## Exercise
Lines containing the string "UnityEngine" are to be collected in full.

Extracted records:
===

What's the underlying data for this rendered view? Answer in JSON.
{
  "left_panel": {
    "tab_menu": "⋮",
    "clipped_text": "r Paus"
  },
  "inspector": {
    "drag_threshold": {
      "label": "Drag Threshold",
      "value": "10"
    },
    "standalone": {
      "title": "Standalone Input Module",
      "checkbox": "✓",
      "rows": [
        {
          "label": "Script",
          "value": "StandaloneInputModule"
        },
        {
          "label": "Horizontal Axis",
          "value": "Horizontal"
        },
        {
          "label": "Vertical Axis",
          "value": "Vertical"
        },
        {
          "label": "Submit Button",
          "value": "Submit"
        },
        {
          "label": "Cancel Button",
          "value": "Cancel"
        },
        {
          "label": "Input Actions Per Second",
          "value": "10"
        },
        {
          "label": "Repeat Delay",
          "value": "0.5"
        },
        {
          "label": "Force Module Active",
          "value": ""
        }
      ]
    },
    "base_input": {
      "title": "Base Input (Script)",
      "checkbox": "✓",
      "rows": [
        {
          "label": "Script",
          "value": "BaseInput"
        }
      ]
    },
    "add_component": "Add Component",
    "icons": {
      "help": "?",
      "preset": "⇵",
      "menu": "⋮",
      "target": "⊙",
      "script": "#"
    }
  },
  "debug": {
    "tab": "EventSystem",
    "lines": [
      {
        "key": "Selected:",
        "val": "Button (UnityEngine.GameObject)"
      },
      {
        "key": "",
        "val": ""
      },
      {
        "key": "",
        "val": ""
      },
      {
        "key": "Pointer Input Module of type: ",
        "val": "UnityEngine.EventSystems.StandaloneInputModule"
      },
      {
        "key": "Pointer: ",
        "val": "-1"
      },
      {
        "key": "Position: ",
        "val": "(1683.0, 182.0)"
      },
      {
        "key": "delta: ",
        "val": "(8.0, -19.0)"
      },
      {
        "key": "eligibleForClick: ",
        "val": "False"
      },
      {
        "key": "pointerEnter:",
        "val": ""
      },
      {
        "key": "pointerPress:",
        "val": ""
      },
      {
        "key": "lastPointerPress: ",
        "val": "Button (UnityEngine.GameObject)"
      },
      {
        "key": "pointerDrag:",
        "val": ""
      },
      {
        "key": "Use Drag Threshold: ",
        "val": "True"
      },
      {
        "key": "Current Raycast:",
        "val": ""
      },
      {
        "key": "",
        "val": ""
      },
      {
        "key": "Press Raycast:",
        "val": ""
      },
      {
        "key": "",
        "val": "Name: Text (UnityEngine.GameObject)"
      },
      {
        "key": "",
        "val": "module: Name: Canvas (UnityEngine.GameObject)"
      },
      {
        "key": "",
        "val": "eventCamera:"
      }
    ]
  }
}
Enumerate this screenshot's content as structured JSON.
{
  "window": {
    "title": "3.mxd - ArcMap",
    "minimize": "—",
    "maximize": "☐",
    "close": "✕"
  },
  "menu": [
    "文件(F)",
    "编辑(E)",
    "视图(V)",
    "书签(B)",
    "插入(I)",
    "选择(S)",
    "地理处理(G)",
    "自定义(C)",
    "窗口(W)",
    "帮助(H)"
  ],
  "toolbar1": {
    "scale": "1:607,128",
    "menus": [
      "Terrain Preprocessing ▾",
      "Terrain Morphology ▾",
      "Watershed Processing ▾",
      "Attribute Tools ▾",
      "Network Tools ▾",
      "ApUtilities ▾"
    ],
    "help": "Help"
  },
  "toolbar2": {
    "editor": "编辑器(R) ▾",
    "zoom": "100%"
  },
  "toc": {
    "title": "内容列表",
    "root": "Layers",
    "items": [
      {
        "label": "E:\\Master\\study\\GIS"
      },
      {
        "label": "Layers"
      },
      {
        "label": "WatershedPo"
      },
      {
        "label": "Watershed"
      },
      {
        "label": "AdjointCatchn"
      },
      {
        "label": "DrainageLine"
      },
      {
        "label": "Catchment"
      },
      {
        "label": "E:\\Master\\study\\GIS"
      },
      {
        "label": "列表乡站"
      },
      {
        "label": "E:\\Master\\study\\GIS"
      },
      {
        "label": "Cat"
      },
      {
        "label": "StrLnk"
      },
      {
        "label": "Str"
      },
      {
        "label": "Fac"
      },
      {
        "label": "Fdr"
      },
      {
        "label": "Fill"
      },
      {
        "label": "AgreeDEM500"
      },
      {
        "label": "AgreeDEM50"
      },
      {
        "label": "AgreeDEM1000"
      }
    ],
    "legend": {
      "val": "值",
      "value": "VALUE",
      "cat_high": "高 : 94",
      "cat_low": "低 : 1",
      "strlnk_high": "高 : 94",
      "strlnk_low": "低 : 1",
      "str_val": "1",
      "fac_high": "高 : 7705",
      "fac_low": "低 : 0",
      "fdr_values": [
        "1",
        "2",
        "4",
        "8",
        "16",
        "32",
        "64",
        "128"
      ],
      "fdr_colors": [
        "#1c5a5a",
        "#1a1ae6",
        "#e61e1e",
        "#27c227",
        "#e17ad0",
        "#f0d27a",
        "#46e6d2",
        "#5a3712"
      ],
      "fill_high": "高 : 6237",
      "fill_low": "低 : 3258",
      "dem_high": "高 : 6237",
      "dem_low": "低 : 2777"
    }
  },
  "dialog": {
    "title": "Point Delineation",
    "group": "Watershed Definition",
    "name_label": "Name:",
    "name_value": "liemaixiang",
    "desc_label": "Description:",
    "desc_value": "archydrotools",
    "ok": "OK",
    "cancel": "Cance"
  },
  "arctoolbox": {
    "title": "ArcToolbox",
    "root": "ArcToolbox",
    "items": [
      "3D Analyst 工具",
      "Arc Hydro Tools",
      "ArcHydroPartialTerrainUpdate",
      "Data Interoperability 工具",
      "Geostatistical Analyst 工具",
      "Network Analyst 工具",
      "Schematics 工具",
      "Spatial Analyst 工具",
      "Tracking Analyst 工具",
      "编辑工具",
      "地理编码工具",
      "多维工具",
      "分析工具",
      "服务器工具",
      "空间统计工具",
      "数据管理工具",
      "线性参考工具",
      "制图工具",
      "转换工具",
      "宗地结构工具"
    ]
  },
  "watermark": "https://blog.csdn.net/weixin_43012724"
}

===

## Completed exercise
        "val": "Button (UnityEngine.GameObject)"
        "val": "UnityEngine.EventSystems.StandaloneInputModule"
        "val": "Button (UnityEngine.GameObject)"
        "val": "Name: Text (UnityEngine.GameObject)"
        "val": "module: Name: Canvas (UnityEngine.GameObject)"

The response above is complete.